## start Record excerpts
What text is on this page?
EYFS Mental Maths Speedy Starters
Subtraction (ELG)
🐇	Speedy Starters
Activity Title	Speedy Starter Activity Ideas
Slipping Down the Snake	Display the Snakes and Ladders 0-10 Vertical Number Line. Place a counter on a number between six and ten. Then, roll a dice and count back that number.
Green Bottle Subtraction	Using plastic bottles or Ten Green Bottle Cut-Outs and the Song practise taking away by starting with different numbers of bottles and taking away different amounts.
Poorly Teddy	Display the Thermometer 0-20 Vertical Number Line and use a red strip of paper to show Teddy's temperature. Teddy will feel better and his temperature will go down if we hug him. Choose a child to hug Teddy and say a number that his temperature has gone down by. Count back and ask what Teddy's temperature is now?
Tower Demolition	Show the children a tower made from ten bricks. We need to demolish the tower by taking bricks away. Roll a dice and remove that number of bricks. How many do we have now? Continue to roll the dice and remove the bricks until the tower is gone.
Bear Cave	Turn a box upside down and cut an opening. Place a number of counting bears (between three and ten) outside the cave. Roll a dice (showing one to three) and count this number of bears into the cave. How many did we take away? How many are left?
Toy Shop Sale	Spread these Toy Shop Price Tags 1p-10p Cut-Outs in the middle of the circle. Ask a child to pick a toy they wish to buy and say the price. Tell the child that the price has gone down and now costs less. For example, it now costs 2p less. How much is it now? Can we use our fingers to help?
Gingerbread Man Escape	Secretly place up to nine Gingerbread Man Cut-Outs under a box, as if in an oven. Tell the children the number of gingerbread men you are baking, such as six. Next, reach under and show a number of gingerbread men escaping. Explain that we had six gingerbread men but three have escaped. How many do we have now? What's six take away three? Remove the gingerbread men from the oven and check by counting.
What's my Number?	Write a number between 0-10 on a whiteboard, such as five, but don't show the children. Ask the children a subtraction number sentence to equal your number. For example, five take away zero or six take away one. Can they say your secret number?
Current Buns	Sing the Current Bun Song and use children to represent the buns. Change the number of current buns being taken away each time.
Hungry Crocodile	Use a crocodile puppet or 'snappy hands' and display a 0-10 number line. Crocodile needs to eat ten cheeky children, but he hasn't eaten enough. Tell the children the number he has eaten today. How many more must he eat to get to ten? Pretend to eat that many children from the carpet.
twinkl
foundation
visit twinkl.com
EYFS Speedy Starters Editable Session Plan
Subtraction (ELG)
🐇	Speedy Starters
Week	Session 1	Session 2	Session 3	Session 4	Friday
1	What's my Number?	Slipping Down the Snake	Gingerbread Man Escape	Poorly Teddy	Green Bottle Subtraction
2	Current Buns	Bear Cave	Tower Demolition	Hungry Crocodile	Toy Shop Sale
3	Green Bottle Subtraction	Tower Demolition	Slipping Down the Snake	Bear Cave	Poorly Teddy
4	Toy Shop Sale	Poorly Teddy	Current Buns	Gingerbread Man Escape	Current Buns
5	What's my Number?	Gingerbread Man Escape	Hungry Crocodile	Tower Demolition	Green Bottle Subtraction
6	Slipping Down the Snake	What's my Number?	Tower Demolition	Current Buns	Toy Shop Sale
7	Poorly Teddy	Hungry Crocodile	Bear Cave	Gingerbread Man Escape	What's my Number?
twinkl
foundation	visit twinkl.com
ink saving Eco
## end Record excerpts
## start Record excerpts
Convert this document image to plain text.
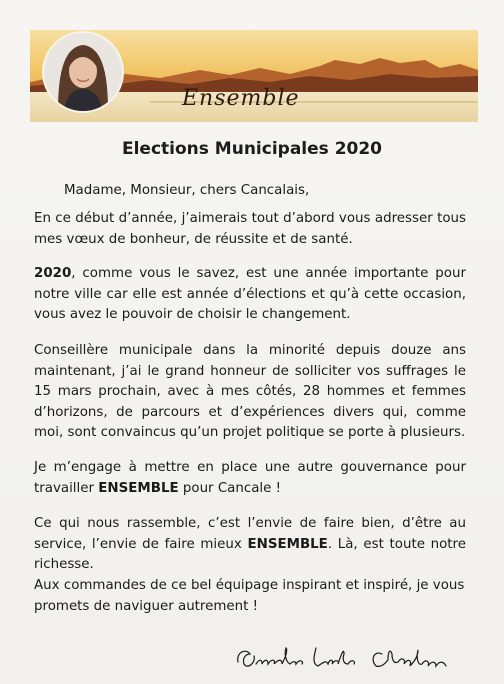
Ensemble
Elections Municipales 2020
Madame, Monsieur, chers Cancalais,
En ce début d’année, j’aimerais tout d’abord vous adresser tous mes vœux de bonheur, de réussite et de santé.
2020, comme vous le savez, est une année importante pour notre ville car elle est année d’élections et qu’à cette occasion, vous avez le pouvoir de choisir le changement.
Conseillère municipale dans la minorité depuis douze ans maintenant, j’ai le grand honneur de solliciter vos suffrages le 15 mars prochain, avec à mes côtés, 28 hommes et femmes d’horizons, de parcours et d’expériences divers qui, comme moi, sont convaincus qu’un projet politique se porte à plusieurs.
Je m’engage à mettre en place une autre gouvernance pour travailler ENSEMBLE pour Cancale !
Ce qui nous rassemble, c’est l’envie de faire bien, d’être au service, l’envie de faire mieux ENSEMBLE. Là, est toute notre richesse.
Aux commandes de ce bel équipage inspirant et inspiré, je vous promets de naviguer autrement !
## end Record excerpts
## start Record excerpts
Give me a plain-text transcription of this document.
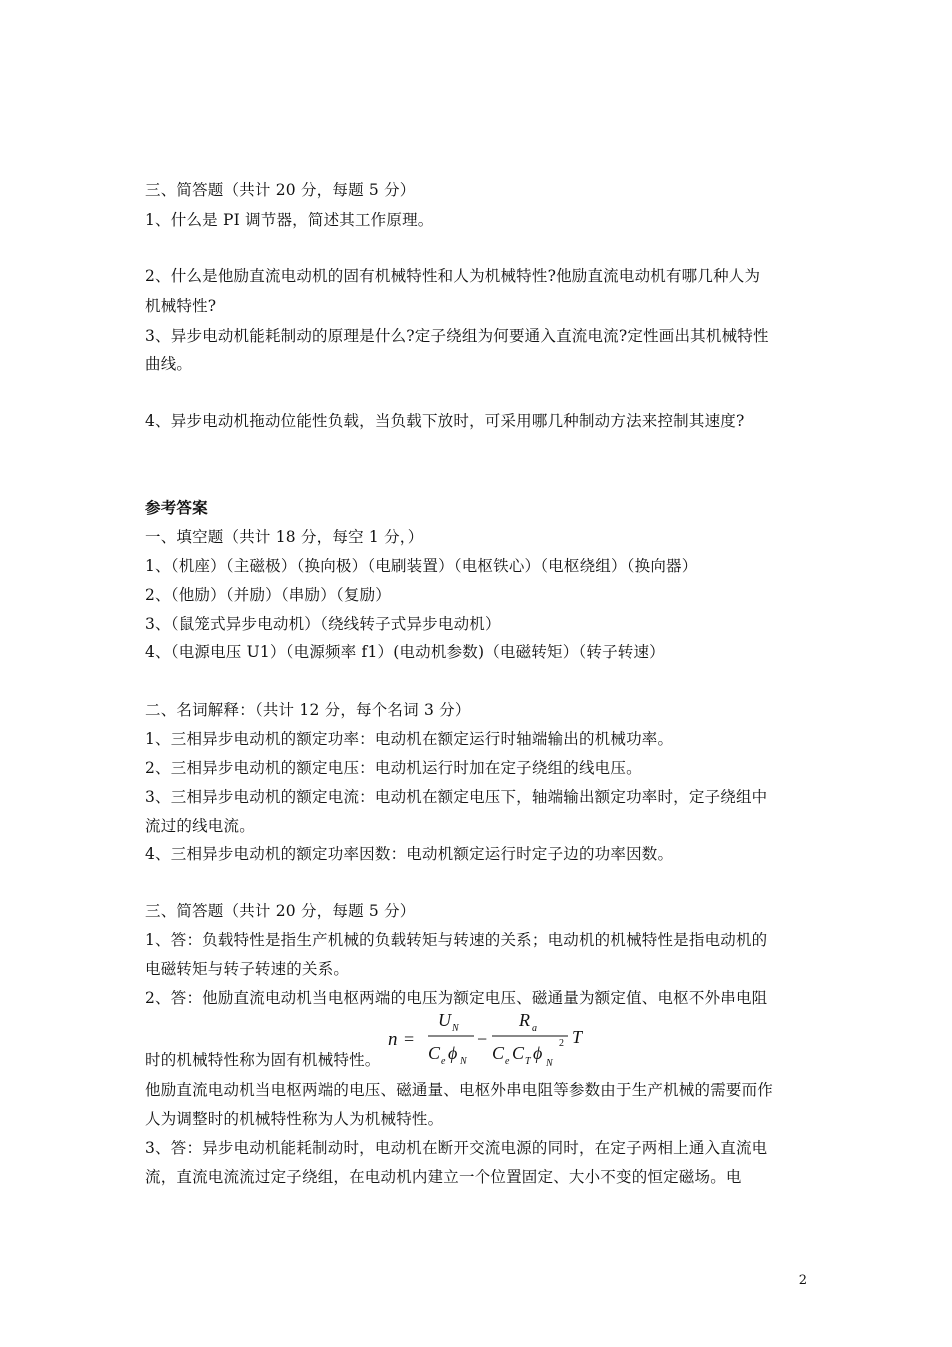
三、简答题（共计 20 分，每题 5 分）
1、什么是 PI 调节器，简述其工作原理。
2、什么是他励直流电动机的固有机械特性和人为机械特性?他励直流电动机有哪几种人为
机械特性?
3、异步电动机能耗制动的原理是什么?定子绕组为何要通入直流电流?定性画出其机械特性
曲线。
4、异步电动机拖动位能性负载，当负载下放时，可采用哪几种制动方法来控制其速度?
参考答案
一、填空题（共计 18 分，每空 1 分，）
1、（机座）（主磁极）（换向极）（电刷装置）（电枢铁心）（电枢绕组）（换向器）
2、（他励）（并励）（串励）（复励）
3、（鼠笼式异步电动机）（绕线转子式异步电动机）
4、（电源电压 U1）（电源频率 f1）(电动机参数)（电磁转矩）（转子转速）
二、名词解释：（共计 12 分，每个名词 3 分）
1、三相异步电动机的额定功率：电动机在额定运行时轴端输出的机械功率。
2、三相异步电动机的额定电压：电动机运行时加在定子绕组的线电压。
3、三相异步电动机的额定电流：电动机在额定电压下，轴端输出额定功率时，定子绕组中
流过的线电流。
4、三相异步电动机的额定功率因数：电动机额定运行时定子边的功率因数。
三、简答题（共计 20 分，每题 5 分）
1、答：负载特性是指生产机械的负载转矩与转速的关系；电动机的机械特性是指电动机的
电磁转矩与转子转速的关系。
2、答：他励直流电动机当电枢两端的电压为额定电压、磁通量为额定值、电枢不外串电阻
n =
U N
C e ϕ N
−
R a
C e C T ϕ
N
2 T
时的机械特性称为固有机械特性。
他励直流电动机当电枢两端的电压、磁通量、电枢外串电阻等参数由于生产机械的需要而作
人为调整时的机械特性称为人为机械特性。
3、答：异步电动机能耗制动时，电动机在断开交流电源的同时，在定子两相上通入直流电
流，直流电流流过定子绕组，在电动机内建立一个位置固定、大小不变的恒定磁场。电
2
## end Record excerpts
Which lines contain the word "Teddy"? Return each of them.

Poorly Teddy	Display the Thermometer 0-20 Vertical Number Line and use a red strip of paper to show Teddy's temperature. Teddy will feel better and his temperature will go down if we hug him. Choose a child to hug Teddy and say a number that his temperature has gone down by. Count back and ask what Teddy's temperature is now?
1	What's my Number?	Slipping Down the Snake	Gingerbread Man Escape	Poorly Teddy	Green Bottle Subtraction
3	Green Bottle Subtraction	Tower Demolition	Slipping Down the Snake	Bear Cave	Poorly Teddy
4	Toy Shop Sale	Poorly Teddy	Current Buns	Gingerbread Man Escape	Current Buns
7	Poorly Teddy	Hungry Crocodile	Bear Cave	Gingerbread Man Escape	What's my Number?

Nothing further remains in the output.